**Your goal:**
Your task is to quote the material that follows, in full and exactly.

**Given entries:**
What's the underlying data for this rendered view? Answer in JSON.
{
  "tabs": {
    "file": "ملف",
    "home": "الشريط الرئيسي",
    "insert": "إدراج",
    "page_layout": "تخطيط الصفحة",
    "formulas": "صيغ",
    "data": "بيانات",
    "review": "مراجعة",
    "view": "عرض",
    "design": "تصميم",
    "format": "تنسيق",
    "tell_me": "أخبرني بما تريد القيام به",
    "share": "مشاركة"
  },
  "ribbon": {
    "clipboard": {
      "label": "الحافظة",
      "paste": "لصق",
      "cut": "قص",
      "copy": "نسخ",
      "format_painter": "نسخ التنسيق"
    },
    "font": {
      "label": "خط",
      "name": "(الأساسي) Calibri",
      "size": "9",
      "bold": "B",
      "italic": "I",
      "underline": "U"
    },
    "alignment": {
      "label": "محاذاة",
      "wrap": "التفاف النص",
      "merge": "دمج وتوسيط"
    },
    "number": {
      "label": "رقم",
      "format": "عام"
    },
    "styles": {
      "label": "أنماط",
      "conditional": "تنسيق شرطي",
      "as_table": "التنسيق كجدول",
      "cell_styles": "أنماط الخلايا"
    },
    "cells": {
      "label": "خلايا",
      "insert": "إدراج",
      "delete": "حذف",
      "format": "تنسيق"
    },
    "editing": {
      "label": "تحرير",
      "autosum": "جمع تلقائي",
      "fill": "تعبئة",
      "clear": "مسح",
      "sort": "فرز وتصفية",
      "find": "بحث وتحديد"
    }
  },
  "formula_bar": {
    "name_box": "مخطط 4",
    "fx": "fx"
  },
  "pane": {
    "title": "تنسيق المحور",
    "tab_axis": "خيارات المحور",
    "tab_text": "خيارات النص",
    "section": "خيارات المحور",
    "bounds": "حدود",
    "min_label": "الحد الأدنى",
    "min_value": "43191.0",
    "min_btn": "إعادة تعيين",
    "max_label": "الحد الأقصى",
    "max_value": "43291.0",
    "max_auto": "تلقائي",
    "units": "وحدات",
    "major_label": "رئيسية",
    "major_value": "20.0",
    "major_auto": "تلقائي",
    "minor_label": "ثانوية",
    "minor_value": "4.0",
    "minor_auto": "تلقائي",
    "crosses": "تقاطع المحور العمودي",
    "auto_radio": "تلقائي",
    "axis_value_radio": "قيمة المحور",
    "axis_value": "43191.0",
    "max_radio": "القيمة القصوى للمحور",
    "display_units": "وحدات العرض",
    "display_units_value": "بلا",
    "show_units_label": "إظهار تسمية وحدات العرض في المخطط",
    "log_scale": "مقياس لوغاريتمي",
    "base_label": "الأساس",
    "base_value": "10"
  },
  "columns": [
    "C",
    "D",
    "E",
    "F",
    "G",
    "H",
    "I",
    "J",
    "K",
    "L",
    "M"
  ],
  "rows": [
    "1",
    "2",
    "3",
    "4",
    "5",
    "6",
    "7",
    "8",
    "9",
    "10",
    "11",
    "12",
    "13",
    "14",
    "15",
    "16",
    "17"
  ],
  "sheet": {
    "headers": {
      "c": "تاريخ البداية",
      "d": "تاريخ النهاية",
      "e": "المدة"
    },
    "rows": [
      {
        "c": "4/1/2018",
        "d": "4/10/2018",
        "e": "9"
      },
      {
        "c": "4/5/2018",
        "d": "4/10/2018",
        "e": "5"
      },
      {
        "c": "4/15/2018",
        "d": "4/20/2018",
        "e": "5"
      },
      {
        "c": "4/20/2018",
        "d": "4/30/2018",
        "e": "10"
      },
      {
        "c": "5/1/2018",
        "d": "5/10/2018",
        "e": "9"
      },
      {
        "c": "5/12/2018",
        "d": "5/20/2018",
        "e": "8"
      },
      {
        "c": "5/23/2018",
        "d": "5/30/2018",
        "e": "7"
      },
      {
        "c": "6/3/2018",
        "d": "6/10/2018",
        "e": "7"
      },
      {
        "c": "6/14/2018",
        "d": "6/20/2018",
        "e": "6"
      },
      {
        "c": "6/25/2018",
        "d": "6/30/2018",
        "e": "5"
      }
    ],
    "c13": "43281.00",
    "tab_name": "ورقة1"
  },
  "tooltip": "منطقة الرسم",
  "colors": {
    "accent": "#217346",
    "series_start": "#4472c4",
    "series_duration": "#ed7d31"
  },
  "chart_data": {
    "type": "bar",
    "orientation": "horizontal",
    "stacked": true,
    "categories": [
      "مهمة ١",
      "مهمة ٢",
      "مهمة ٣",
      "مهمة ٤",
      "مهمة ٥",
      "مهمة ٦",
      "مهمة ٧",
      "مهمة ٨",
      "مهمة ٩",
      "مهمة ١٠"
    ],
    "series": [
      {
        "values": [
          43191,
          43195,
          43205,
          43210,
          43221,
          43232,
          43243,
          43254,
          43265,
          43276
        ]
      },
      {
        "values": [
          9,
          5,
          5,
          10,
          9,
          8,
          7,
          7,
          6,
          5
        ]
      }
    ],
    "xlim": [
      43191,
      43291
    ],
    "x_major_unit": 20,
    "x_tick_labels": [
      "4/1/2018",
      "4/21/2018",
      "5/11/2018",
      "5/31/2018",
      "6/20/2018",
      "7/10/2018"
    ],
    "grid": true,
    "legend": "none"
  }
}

**Result of the exercise:**
What's the underlying data for this rendered view? Answer in JSON.
{
  "tabs": {
    "file": "ملف",
    "home": "الشريط الرئيسي",
    "insert": "إدراج",
    "page_layout": "تخطيط الصفحة",
    "formulas": "صيغ",
    "data": "بيانات",
    "review": "مراجعة",
    "view": "عرض",
    "design": "تصميم",
    "format": "تنسيق",
    "tell_me": "أخبرني بما تريد القيام به",
    "share": "مشاركة"
  },
  "ribbon": {
    "clipboard": {
      "label": "الحافظة",
      "paste": "لصق",
      "cut": "قص",
      "copy": "نسخ",
      "format_painter": "نسخ التنسيق"
    },
    "font": {
      "label": "خط",
      "name": "(الأساسي) Calibri",
      "size": "9",
      "bold": "B",
      "italic": "I",
      "underline": "U"
    },
    "alignment": {
      "label": "محاذاة",
      "wrap": "التفاف النص",
      "merge": "دمج وتوسيط"
    },
    "number": {
      "label": "رقم",
      "format": "عام"
    },
    "styles": {
      "label": "أنماط",
      "conditional": "تنسيق شرطي",
      "as_table": "التنسيق كجدول",
      "cell_styles": "أنماط الخلايا"
    },
    "cells": {
      "label": "خلايا",
      "insert": "إدراج",
      "delete": "حذف",
      "format": "تنسيق"
    },
    "editing": {
      "label": "تحرير",
      "autosum": "جمع تلقائي",
      "fill": "تعبئة",
      "clear": "مسح",
      "sort": "فرز وتصفية",
      "find": "بحث وتحديد"
    }
  },
  "formula_bar": {
    "name_box": "مخطط 4",
    "fx": "fx"
  },
  "pane": {
    "title": "تنسيق المحور",
    "tab_axis": "خيارات المحور",
    "tab_text": "خيارات النص",
    "section": "خيارات المحور",
    "bounds": "حدود",
    "min_label": "الحد الأدنى",
    "min_value": "43191.0",
    "min_btn": "إعادة تعيين",
    "max_label": "الحد الأقصى",
    "max_value": "43291.0",
    "max_auto": "تلقائي",
    "units": "وحدات",
    "major_label": "رئيسية",
    "major_value": "20.0",
    "major_auto": "تلقائي",
    "minor_label": "ثانوية",
    "minor_value": "4.0",
    "minor_auto": "تلقائي",
    "crosses": "تقاطع المحور العمودي",
    "auto_radio": "تلقائي",
    "axis_value_radio": "قيمة المحور",
    "axis_value": "43191.0",
    "max_radio": "القيمة القصوى للمحور",
    "display_units": "وحدات العرض",
    "display_units_value": "بلا",
    "show_units_label": "إظهار تسمية وحدات العرض في المخطط",
    "log_scale": "مقياس لوغاريتمي",
    "base_label": "الأساس",
    "base_value": "10"
  },
  "columns": [
    "C",
    "D",
    "E",
    "F",
    "G",
    "H",
    "I",
    "J",
    "K",
    "L",
    "M"
  ],
  "rows": [
    "1",
    "2",
    "3",
    "4",
    "5",
    "6",
    "7",
    "8",
    "9",
    "10",
    "11",
    "12",
    "13",
    "14",
    "15",
    "16",
    "17"
  ],
  "sheet": {
    "headers": {
      "c": "تاريخ البداية",
      "d": "تاريخ النهاية",
      "e": "المدة"
    },
    "rows": [
      {
        "c": "4/1/2018",
        "d": "4/10/2018",
        "e": "9"
      },
      {
        "c": "4/5/2018",
        "d": "4/10/2018",
        "e": "5"
      },
      {
        "c": "4/15/2018",
        "d": "4/20/2018",
        "e": "5"
      },
      {
        "c": "4/20/2018",
        "d": "4/30/2018",
        "e": "10"
      },
      {
        "c": "5/1/2018",
        "d": "5/10/2018",
        "e": "9"
      },
      {
        "c": "5/12/2018",
        "d": "5/20/2018",
        "e": "8"
      },
      {
        "c": "5/23/2018",
        "d": "5/30/2018",
        "e": "7"
      },
      {
        "c": "6/3/2018",
        "d": "6/10/2018",
        "e": "7"
      },
      {
        "c": "6/14/2018",
        "d": "6/20/2018",
        "e": "6"
      },
      {
        "c": "6/25/2018",
        "d": "6/30/2018",
        "e": "5"
      }
    ],
    "c13": "43281.00",
    "tab_name": "ورقة1"
  },
  "tooltip": "منطقة الرسم",
  "colors": {
    "accent": "#217346",
    "series_start": "#4472c4",
    "series_duration": "#ed7d31"
  },
  "chart_data": {
    "type": "bar",
    "orientation": "horizontal",
    "stacked": true,
    "categories": [
      "مهمة ١",
      "مهمة ٢",
      "مهمة ٣",
      "مهمة ٤",
      "مهمة ٥",
      "مهمة ٦",
      "مهمة ٧",
      "مهمة ٨",
      "مهمة ٩",
      "مهمة ١٠"
    ],
    "series": [
      {
        "values": [
          43191,
          43195,
          43205,
          43210,
          43221,
          43232,
          43243,
          43254,
          43265,
          43276
        ]
      },
      {
        "values": [
          9,
          5,
          5,
          10,
          9,
          8,
          7,
          7,
          6,
          5
        ]
      }
    ],
    "xlim": [
      43191,
      43291
    ],
    "x_major_unit": 20,
    "x_tick_labels": [
      "4/1/2018",
      "4/21/2018",
      "5/11/2018",
      "5/31/2018",
      "6/20/2018",
      "7/10/2018"
    ],
    "grid": true,
    "legend": "none"
  }
}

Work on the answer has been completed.